### WORK TO BE COMPLETED
Reply only with how many lines contain the word "TradingView".

Data records
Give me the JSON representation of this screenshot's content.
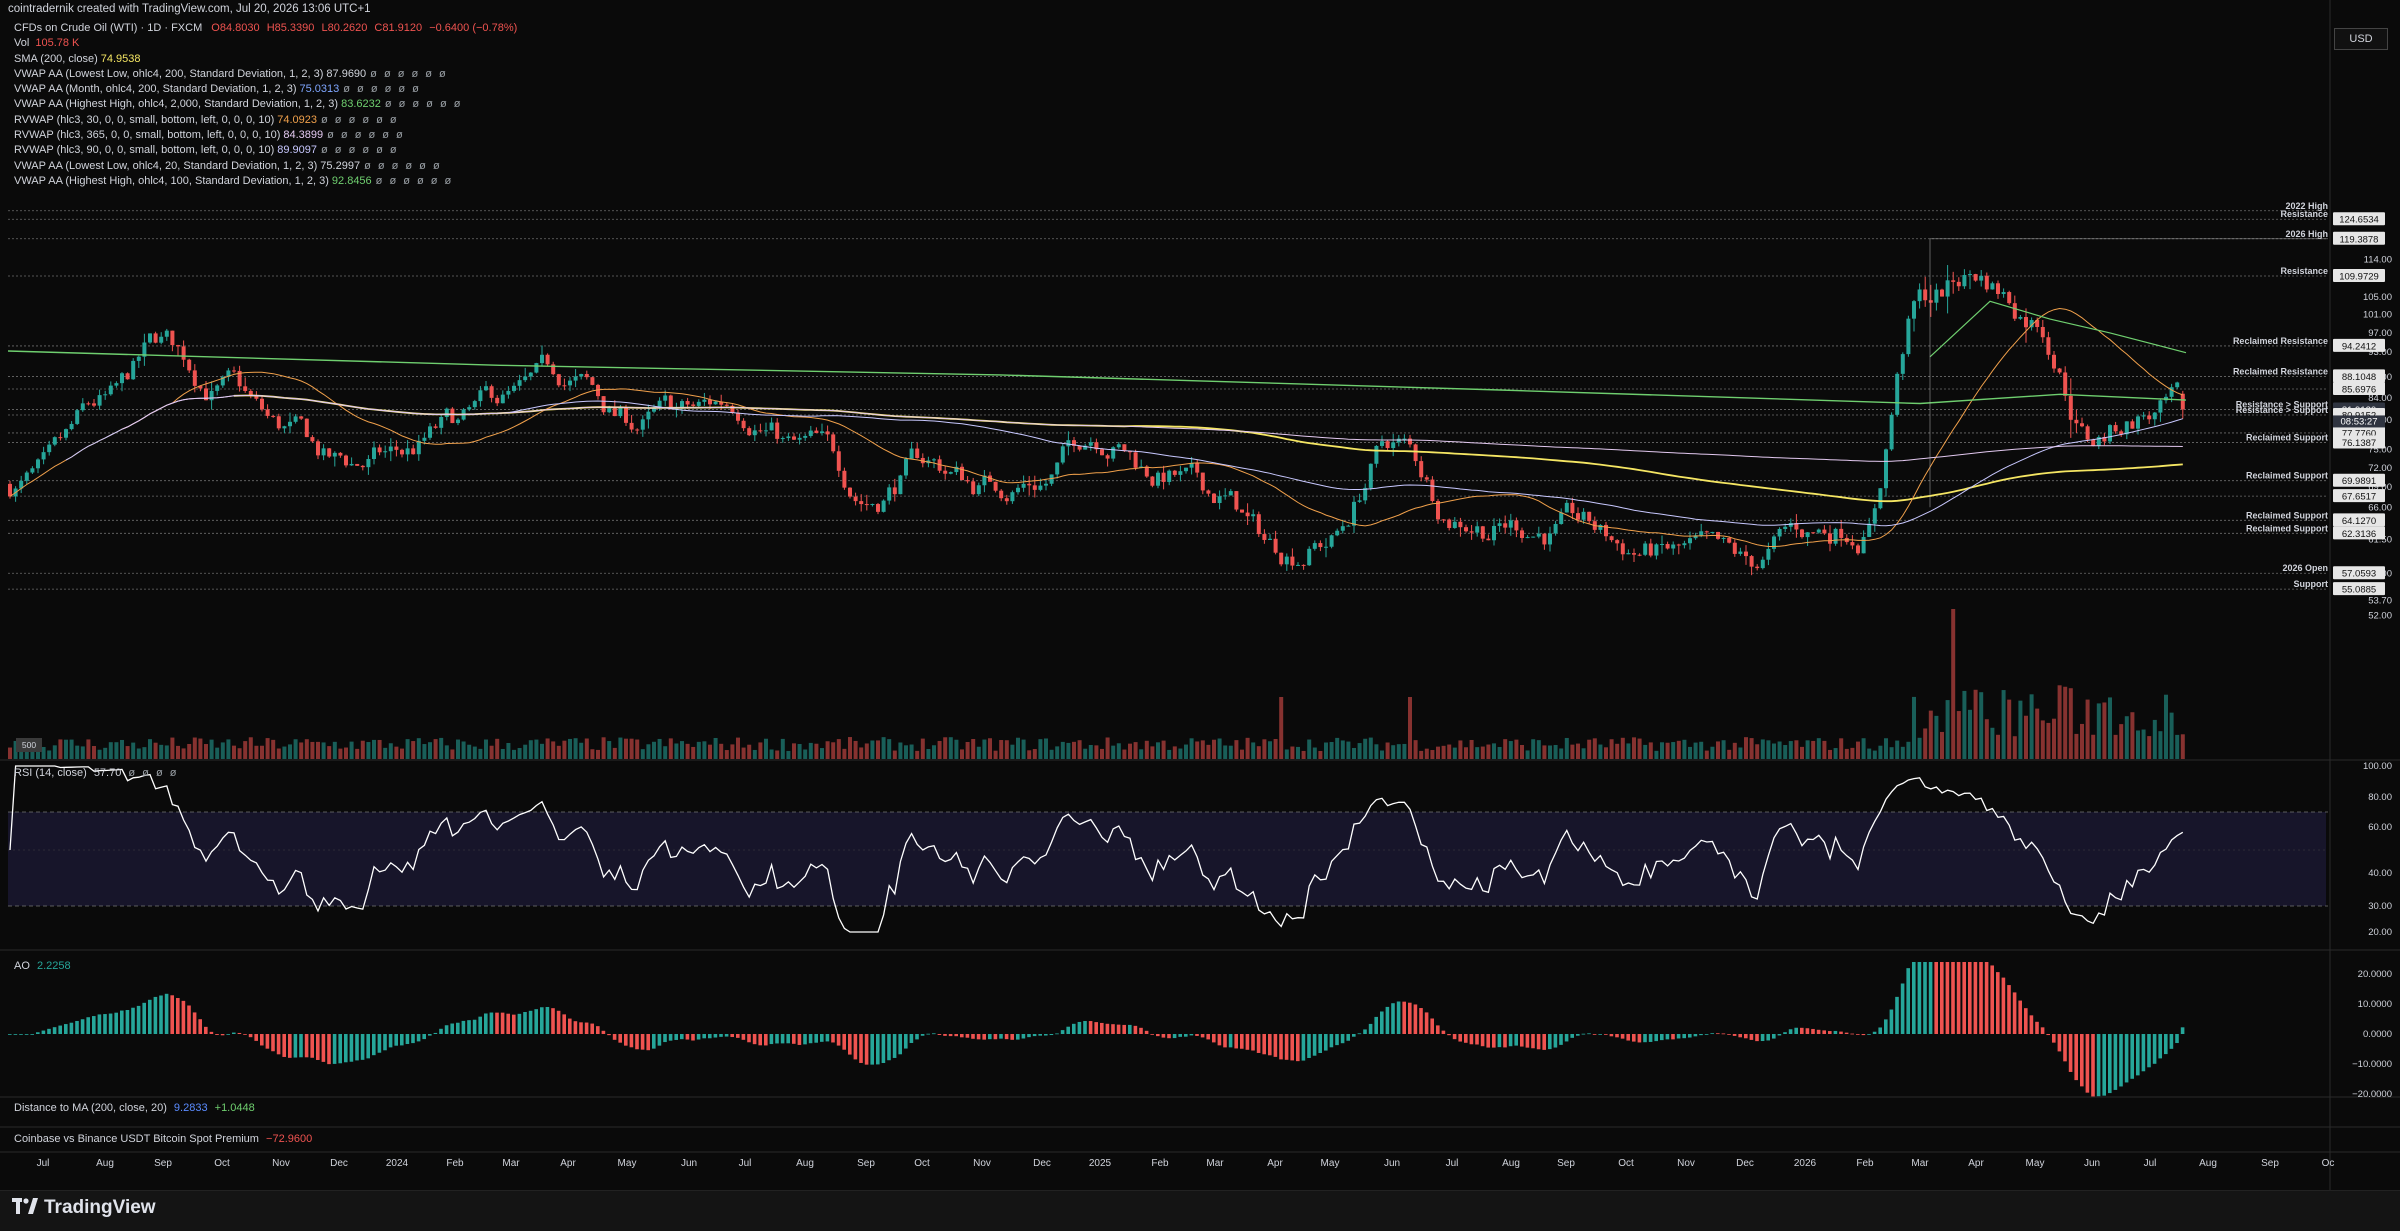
{
  "header": {
    "creator": "cointradernik created with TradingView.com, Jul 20, 2026 13:06 UTC+1"
  },
  "ohlc": {
    "symbol": "CFDs on Crude Oil (WTI) · 1D · FXCM",
    "o": "O84.8030",
    "h": "H85.3390",
    "l": "L80.2620",
    "c": "C81.9120",
    "chg": "−0.6400 (−0.78%)"
  },
  "volume": {
    "label": "Vol",
    "value": "105.78 K",
    "badge": "500"
  },
  "indicators": [
    {
      "name": "SMA (200, close)",
      "value": "74.9538",
      "color": "#f5e663",
      "dots": ""
    },
    {
      "name": "VWAP AA (Lowest Low, ohlc4, 200, Standard Deviation, 1, 2, 3)",
      "value": "87.9690",
      "color": "#d1d4dc",
      "dots": "ø ø ø ø ø ø"
    },
    {
      "name": "VWAP AA (Month, ohlc4, 200, Standard Deviation, 1, 2, 3)",
      "value": "75.0313",
      "color": "#7fa6ff",
      "dots": "ø ø ø ø ø ø"
    },
    {
      "name": "VWAP AA (Highest High, ohlc4, 2,000, Standard Deviation, 1, 2, 3)",
      "value": "83.6232",
      "color": "#6fcf6f",
      "dots": "ø ø ø ø ø ø"
    },
    {
      "name": "RVWAP (hlc3, 30, 0, 0, small, bottom, left, 0, 0, 0, 10)",
      "value": "74.0923",
      "color": "#f0a04b",
      "dots": "ø ø ø ø ø ø"
    },
    {
      "name": "RVWAP (hlc3, 365, 0, 0, small, bottom, left, 0, 0, 0, 10)",
      "value": "84.3899",
      "color": "#e3c9f0",
      "dots": "ø ø ø ø ø ø"
    },
    {
      "name": "RVWAP (hlc3, 90, 0, 0, small, bottom, left, 0, 0, 0, 10)",
      "value": "89.9097",
      "color": "#c8c8ff",
      "dots": "ø ø ø ø ø ø"
    },
    {
      "name": "VWAP AA (Lowest Low, ohlc4, 20, Standard Deviation, 1, 2, 3)",
      "value": "75.2997",
      "color": "#d1d4dc",
      "dots": "ø ø ø ø ø ø"
    },
    {
      "name": "VWAP AA (Highest High, ohlc4, 100, Standard Deviation, 1, 2, 3)",
      "value": "92.8456",
      "color": "#6fcf6f",
      "dots": "ø ø ø ø ø ø"
    }
  ],
  "rsi_legend": {
    "label": "RSI (14, close)",
    "value": "57.70",
    "dots": "ø ø ø ø"
  },
  "ao_legend": {
    "label": "AO",
    "value": "2.2258"
  },
  "dist_legend": {
    "label": "Distance to MA (200, close, 20)",
    "v1": "9.2833",
    "v2": "+1.0448"
  },
  "premium_legend": {
    "label": "Coinbase vs Binance USDT Bitcoin Spot Premium",
    "value": "−72.9600"
  },
  "currency_button": "USD",
  "brand": "TradingView",
  "colors": {
    "up": "#26a69a",
    "down": "#ef5350",
    "background": "#0a0a0a",
    "sma200": "#f5e663",
    "vwap_hh": "#6fcf6f",
    "rvwap30": "#f0a04b",
    "rvwap365": "#e3c9f0",
    "rvwap90": "#c8c8ff",
    "rsi_band": "#1a1830",
    "level_line": "#bdbdbd"
  },
  "chart_data": [
    {
      "type": "candlestick",
      "title": "CFDs on Crude Oil (WTI) · 1D · FXCM",
      "xlabel": "",
      "ylabel": "",
      "x_ticks": [
        "Jul",
        "Aug",
        "Sep",
        "Oct",
        "Nov",
        "Dec",
        "2024",
        "Feb",
        "Mar",
        "Apr",
        "May",
        "Jun",
        "Jul",
        "Aug",
        "Sep",
        "Oct",
        "Nov",
        "Dec",
        "2025",
        "Feb",
        "Mar",
        "Apr",
        "May",
        "Jun",
        "Jul",
        "Aug",
        "Sep",
        "Oct",
        "Nov",
        "Dec",
        "2026",
        "Feb",
        "Mar",
        "Apr",
        "May",
        "Jun",
        "Jul",
        "Aug",
        "Sep",
        "Oc"
      ],
      "y_ticks": [
        52.0,
        53.7,
        57.0,
        61.5,
        66.0,
        69.0,
        72.0,
        75.0,
        80.0,
        84.0,
        88.0,
        93.0,
        97.0,
        101.0,
        105.0,
        114.0
      ],
      "ylim": [
        50.8,
        127
      ],
      "price_path_monthly": [
        [
          "Jul",
          70.0
        ],
        [
          "Aug",
          80.0
        ],
        [
          "Sep",
          92.0
        ],
        [
          "Oct",
          86.0
        ],
        [
          "Nov",
          77.0
        ],
        [
          "Dec",
          71.5
        ],
        [
          "2024",
          73.0
        ],
        [
          "Feb",
          77.5
        ],
        [
          "Mar",
          82.0
        ],
        [
          "Apr",
          86.0
        ],
        [
          "May",
          79.0
        ],
        [
          "Jun",
          80.0
        ],
        [
          "Jul",
          83.0
        ],
        [
          "Aug",
          75.0
        ],
        [
          "Sep",
          68.0
        ],
        [
          "Oct",
          73.0
        ],
        [
          "Nov",
          69.5
        ],
        [
          "Dec",
          71.0
        ],
        [
          "2025",
          79.0
        ],
        [
          "Feb",
          72.0
        ],
        [
          "Mar",
          67.5
        ],
        [
          "Apr",
          60.0
        ],
        [
          "May",
          62.0
        ],
        [
          "Jun",
          76.0
        ],
        [
          "Jul",
          66.0
        ],
        [
          "Aug",
          64.5
        ],
        [
          "Sep",
          63.5
        ],
        [
          "Oct",
          60.0
        ],
        [
          "Nov",
          59.0
        ],
        [
          "Dec",
          56.0
        ],
        [
          "2026",
          61.5
        ],
        [
          "Feb",
          64.0
        ],
        [
          "Mar",
          104.0
        ],
        [
          "Apr",
          110.0
        ],
        [
          "May",
          102.0
        ],
        [
          "Jun",
          78.0
        ],
        [
          "Jul",
          81.9
        ]
      ],
      "last_price": 81.912,
      "countdown": "08:53:27",
      "levels": [
        {
          "label": "2022 High",
          "value": 127.0
        },
        {
          "label": "Resistance",
          "value": 124.6534
        },
        {
          "label": "2026 High",
          "value": 119.3878
        },
        {
          "label": "Resistance",
          "value": 109.9729
        },
        {
          "label": "Reclaimed Resistance",
          "value": 94.2412
        },
        {
          "label": "Reclaimed Resistance",
          "value": 88.1048
        },
        {
          "label": "",
          "value": 85.6976
        },
        {
          "label": "Resistance > Support",
          "value": 81.912
        },
        {
          "label": "Resistance > Support",
          "value": 80.9152
        },
        {
          "label": "",
          "value": 77.776
        },
        {
          "label": "Reclaimed Support",
          "value": 76.1387
        },
        {
          "label": "Reclaimed Support",
          "value": 69.9891
        },
        {
          "label": "",
          "value": 67.6517
        },
        {
          "label": "Reclaimed Support",
          "value": 64.127
        },
        {
          "label": "Reclaimed Support",
          "value": 62.3136
        },
        {
          "label": "2026 Open",
          "value": 57.0593
        },
        {
          "label": "Support",
          "value": 55.0885
        }
      ],
      "series": [
        {
          "name": "SMA (200, close)",
          "last": 74.9538
        },
        {
          "name": "VWAP AA (Highest High, ohlc4, 2,000, Standard Deviation, 1, 2, 3)",
          "last": 83.6232
        },
        {
          "name": "RVWAP (hlc3, 30, 0, 0, small, bottom, left, 0, 0, 0, 10)",
          "last": 74.0923
        },
        {
          "name": "RVWAP (hlc3, 365, 0, 0, small, bottom, left, 0, 0, 0, 10)",
          "last": 84.3899
        },
        {
          "name": "RVWAP (hlc3, 90, 0, 0, small, bottom, left, 0, 0, 0, 10)",
          "last": 89.9097
        },
        {
          "name": "VWAP AA (Highest High, ohlc4, 100, Standard Deviation, 1, 2, 3)",
          "last": 92.8456
        }
      ]
    },
    {
      "type": "line",
      "title": "RSI (14, close)",
      "y_ticks": [
        100.0,
        80.0,
        60.0,
        40.0,
        30.0,
        20.0
      ],
      "ylim": [
        20,
        100
      ],
      "band": [
        30,
        70
      ],
      "series": [
        {
          "name": "RSI (14, close)",
          "last": 57.7
        }
      ]
    },
    {
      "type": "bar",
      "title": "AO",
      "y_ticks": [
        20.0,
        10.0,
        0.0,
        -10.0,
        -20.0
      ],
      "ylim": [
        -23,
        24
      ],
      "series": [
        {
          "name": "AO",
          "last": 2.2258
        }
      ]
    }
  ]
}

### THE ANSWER
2